____ INPUT DATA

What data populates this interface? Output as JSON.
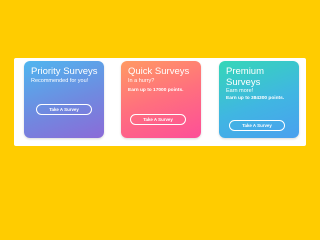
{
  "colors": {
    "background": "#FFCC00",
    "panel": "#FFFFFF",
    "priority_gradient": [
      "#4FB6EF",
      "#8B6BD8"
    ],
    "quick_gradient": [
      "#FF9A63",
      "#FD4F98"
    ],
    "premium_gradient": [
      "#35D7B7",
      "#4AA0EF"
    ]
  },
  "cards": [
    {
      "title": "Priority Surveys",
      "subtitle": "Recommended for you!",
      "description": "",
      "button_label": "Take A Survey"
    },
    {
      "title": "Quick Surveys",
      "subtitle": "In a hurry?",
      "description": "Earn up to 17000 points.",
      "button_label": "Take A Survey"
    },
    {
      "title": "Premium Surveys",
      "subtitle": "Earn more!",
      "description": "Earn up to 384300 points.",
      "button_label": "Take A Survey"
    }
  ]
}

________

WHAT TO WORK ON:
Give every record again exactly, apart from the pictures, which stay out.

RIGHT ANSWER:
What data populates this interface? Output as JSON.
{
  "colors": {
    "background": "#FFCC00",
    "panel": "#FFFFFF",
    "priority_gradient": [
      "#4FB6EF",
      "#8B6BD8"
    ],
    "quick_gradient": [
      "#FF9A63",
      "#FD4F98"
    ],
    "premium_gradient": [
      "#35D7B7",
      "#4AA0EF"
    ]
  },
  "cards": [
    {
      "title": "Priority Surveys",
      "subtitle": "Recommended for you!",
      "description": "",
      "button_label": "Take A Survey"
    },
    {
      "title": "Quick Surveys",
      "subtitle": "In a hurry?",
      "description": "Earn up to 17000 points.",
      "button_label": "Take A Survey"
    },
    {
      "title": "Premium Surveys",
      "subtitle": "Earn more!",
      "description": "Earn up to 384300 points.",
      "button_label": "Take A Survey"
    }
  ]
}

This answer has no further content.